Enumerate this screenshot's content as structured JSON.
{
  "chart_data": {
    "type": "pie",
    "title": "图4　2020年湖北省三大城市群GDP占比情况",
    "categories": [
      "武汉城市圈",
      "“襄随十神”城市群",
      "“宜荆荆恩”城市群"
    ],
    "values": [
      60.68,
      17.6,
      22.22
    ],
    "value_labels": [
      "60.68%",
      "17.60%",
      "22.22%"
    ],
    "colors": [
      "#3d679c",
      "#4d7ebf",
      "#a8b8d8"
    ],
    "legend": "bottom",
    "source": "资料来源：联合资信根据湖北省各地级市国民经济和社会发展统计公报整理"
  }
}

* YOUR OBJECTIVE:
Repeat the data verbatim.

* WRITTEN SOLUTION:
Enumerate this screenshot's content as structured JSON.
{
  "chart_data": {
    "type": "pie",
    "title": "图4　2020年湖北省三大城市群GDP占比情况",
    "categories": [
      "武汉城市圈",
      "“襄随十神”城市群",
      "“宜荆荆恩”城市群"
    ],
    "values": [
      60.68,
      17.6,
      22.22
    ],
    "value_labels": [
      "60.68%",
      "17.60%",
      "22.22%"
    ],
    "colors": [
      "#3d679c",
      "#4d7ebf",
      "#a8b8d8"
    ],
    "legend": "bottom",
    "source": "资料来源：联合资信根据湖北省各地级市国民经济和社会发展统计公报整理"
  }
}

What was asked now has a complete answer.